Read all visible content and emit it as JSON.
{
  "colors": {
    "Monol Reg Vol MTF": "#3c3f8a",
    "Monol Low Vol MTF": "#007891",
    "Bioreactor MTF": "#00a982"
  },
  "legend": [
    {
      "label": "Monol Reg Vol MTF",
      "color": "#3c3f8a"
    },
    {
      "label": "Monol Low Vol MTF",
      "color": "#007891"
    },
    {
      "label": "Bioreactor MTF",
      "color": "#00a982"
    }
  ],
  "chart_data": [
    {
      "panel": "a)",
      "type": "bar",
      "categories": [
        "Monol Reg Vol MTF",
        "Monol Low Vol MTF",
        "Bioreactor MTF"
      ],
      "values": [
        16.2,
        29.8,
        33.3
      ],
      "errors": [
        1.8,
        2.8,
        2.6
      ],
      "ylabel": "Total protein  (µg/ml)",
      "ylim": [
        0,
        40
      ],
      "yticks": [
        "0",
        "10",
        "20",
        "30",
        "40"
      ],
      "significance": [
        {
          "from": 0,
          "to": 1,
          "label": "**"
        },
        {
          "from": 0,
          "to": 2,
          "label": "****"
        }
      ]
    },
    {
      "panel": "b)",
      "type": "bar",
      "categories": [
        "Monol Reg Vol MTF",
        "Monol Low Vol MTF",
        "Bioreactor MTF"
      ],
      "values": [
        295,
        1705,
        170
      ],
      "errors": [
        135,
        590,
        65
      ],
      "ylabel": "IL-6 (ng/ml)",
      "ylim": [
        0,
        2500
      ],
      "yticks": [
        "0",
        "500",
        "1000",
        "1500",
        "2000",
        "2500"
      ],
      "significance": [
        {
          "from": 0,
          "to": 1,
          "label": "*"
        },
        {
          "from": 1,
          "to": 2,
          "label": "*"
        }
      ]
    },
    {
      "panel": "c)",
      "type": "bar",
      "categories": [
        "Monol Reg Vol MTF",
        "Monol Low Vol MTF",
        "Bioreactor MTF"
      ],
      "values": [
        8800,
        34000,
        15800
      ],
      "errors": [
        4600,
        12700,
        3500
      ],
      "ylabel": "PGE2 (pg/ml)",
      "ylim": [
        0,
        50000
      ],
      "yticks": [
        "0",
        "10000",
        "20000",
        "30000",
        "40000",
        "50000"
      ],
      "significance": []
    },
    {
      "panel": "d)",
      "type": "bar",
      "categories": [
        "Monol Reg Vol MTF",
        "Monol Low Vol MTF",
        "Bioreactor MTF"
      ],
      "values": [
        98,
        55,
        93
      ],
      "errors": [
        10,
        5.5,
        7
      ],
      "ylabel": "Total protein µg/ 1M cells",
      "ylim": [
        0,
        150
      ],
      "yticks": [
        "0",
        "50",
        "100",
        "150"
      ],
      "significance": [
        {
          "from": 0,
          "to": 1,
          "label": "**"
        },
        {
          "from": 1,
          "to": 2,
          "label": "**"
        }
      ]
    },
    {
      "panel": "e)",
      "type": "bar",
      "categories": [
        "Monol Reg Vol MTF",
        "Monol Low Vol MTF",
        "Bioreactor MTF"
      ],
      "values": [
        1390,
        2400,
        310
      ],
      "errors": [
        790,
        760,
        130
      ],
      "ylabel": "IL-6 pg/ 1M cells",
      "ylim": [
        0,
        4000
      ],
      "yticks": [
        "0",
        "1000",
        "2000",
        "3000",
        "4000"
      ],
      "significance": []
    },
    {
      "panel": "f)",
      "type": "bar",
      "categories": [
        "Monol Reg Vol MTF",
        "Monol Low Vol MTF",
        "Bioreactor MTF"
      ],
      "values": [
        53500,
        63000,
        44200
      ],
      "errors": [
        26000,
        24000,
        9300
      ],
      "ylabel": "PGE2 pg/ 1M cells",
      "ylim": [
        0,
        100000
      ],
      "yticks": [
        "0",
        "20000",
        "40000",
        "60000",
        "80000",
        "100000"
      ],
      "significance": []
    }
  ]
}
+ + + + + + +
» **TASK INSTRUCTIONS**
A word-for-word transcription of all the data is needed.

» **EXERCISE ANSWER**
Read all visible content and emit it as JSON.
{
  "colors": {
    "Monol Reg Vol MTF": "#3c3f8a",
    "Monol Low Vol MTF": "#007891",
    "Bioreactor MTF": "#00a982"
  },
  "legend": [
    {
      "label": "Monol Reg Vol MTF",
      "color": "#3c3f8a"
    },
    {
      "label": "Monol Low Vol MTF",
      "color": "#007891"
    },
    {
      "label": "Bioreactor MTF",
      "color": "#00a982"
    }
  ],
  "chart_data": [
    {
      "panel": "a)",
      "type": "bar",
      "categories": [
        "Monol Reg Vol MTF",
        "Monol Low Vol MTF",
        "Bioreactor MTF"
      ],
      "values": [
        16.2,
        29.8,
        33.3
      ],
      "errors": [
        1.8,
        2.8,
        2.6
      ],
      "ylabel": "Total protein  (µg/ml)",
      "ylim": [
        0,
        40
      ],
      "yticks": [
        "0",
        "10",
        "20",
        "30",
        "40"
      ],
      "significance": [
        {
          "from": 0,
          "to": 1,
          "label": "**"
        },
        {
          "from": 0,
          "to": 2,
          "label": "****"
        }
      ]
    },
    {
      "panel": "b)",
      "type": "bar",
      "categories": [
        "Monol Reg Vol MTF",
        "Monol Low Vol MTF",
        "Bioreactor MTF"
      ],
      "values": [
        295,
        1705,
        170
      ],
      "errors": [
        135,
        590,
        65
      ],
      "ylabel": "IL-6 (ng/ml)",
      "ylim": [
        0,
        2500
      ],
      "yticks": [
        "0",
        "500",
        "1000",
        "1500",
        "2000",
        "2500"
      ],
      "significance": [
        {
          "from": 0,
          "to": 1,
          "label": "*"
        },
        {
          "from": 1,
          "to": 2,
          "label": "*"
        }
      ]
    },
    {
      "panel": "c)",
      "type": "bar",
      "categories": [
        "Monol Reg Vol MTF",
        "Monol Low Vol MTF",
        "Bioreactor MTF"
      ],
      "values": [
        8800,
        34000,
        15800
      ],
      "errors": [
        4600,
        12700,
        3500
      ],
      "ylabel": "PGE2 (pg/ml)",
      "ylim": [
        0,
        50000
      ],
      "yticks": [
        "0",
        "10000",
        "20000",
        "30000",
        "40000",
        "50000"
      ],
      "significance": []
    },
    {
      "panel": "d)",
      "type": "bar",
      "categories": [
        "Monol Reg Vol MTF",
        "Monol Low Vol MTF",
        "Bioreactor MTF"
      ],
      "values": [
        98,
        55,
        93
      ],
      "errors": [
        10,
        5.5,
        7
      ],
      "ylabel": "Total protein µg/ 1M cells",
      "ylim": [
        0,
        150
      ],
      "yticks": [
        "0",
        "50",
        "100",
        "150"
      ],
      "significance": [
        {
          "from": 0,
          "to": 1,
          "label": "**"
        },
        {
          "from": 1,
          "to": 2,
          "label": "**"
        }
      ]
    },
    {
      "panel": "e)",
      "type": "bar",
      "categories": [
        "Monol Reg Vol MTF",
        "Monol Low Vol MTF",
        "Bioreactor MTF"
      ],
      "values": [
        1390,
        2400,
        310
      ],
      "errors": [
        790,
        760,
        130
      ],
      "ylabel": "IL-6 pg/ 1M cells",
      "ylim": [
        0,
        4000
      ],
      "yticks": [
        "0",
        "1000",
        "2000",
        "3000",
        "4000"
      ],
      "significance": []
    },
    {
      "panel": "f)",
      "type": "bar",
      "categories": [
        "Monol Reg Vol MTF",
        "Monol Low Vol MTF",
        "Bioreactor MTF"
      ],
      "values": [
        53500,
        63000,
        44200
      ],
      "errors": [
        26000,
        24000,
        9300
      ],
      "ylabel": "PGE2 pg/ 1M cells",
      "ylim": [
        0,
        100000
      ],
      "yticks": [
        "0",
        "20000",
        "40000",
        "60000",
        "80000",
        "100000"
      ],
      "significance": []
    }
  ]
}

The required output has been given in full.